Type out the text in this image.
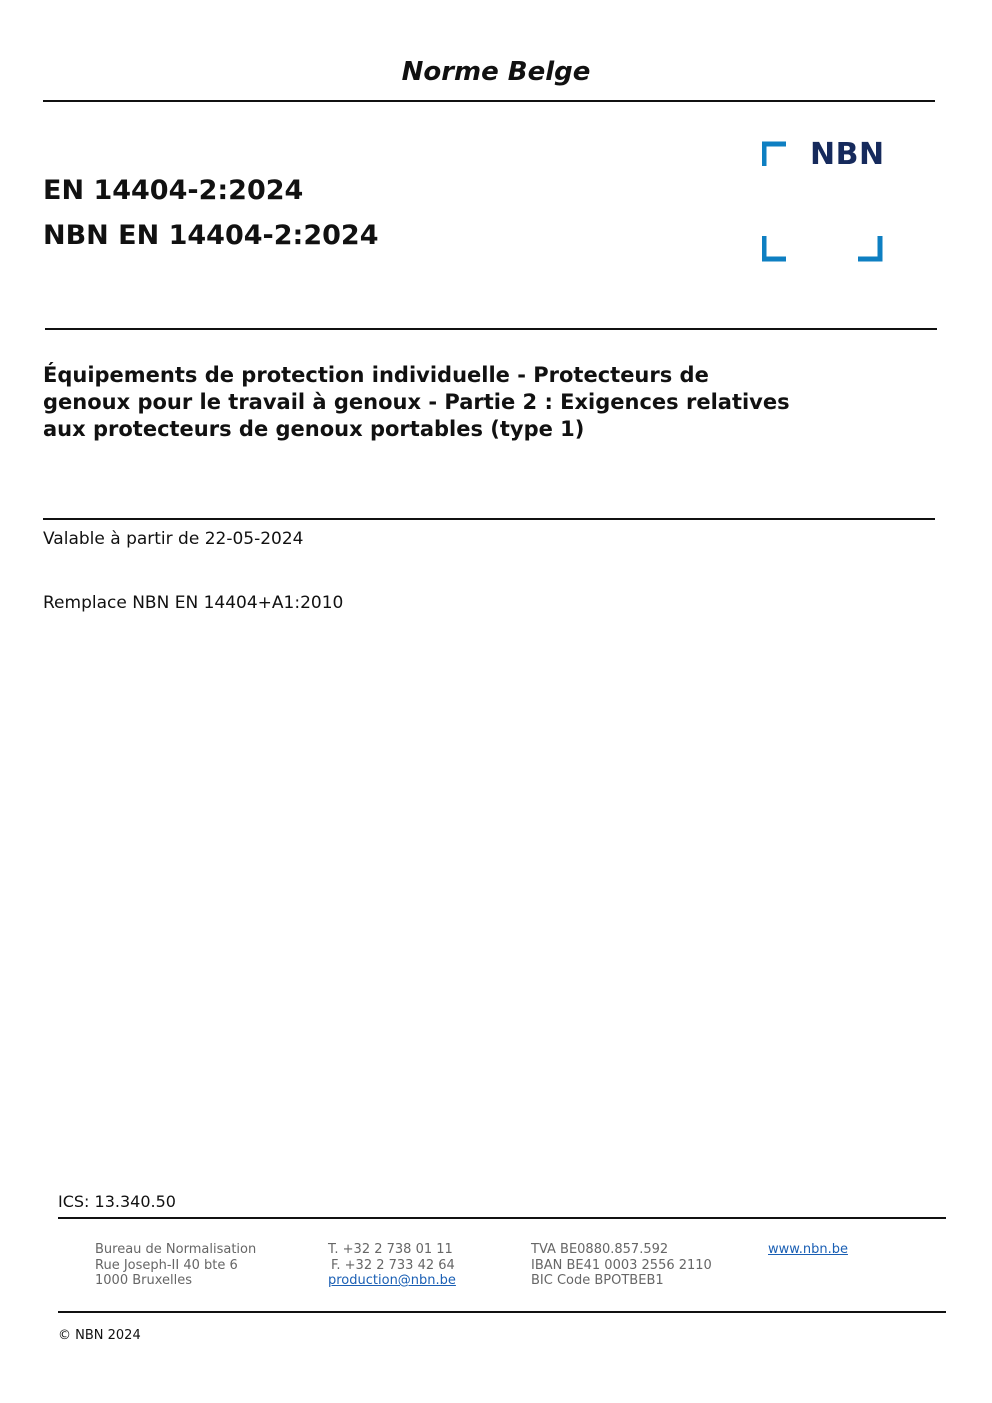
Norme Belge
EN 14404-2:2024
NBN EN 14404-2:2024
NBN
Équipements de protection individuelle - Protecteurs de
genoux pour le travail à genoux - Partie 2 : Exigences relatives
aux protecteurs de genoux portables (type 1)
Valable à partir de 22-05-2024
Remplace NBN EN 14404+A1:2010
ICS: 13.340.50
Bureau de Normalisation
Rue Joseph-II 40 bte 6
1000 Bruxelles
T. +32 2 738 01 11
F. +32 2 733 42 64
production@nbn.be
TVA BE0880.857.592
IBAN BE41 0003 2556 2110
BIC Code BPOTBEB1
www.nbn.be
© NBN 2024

**EXERCISE GOAL:**
Repeat all of the records verbatim, leaving out the pictures.

**RESULT OF THIS EXERCISE:**
Type out the text in this image.
Norme Belge
EN 14404-2:2024
NBN EN 14404-2:2024
NBN
Équipements de protection individuelle - Protecteurs de
genoux pour le travail à genoux - Partie 2 : Exigences relatives
aux protecteurs de genoux portables (type 1)
Valable à partir de 22-05-2024
Remplace NBN EN 14404+A1:2010
ICS: 13.340.50
Bureau de Normalisation
Rue Joseph-II 40 bte 6
1000 Bruxelles
T. +32 2 738 01 11
F. +32 2 733 42 64
production@nbn.be
TVA BE0880.857.592
IBAN BE41 0003 2556 2110
BIC Code BPOTBEB1
www.nbn.be
© NBN 2024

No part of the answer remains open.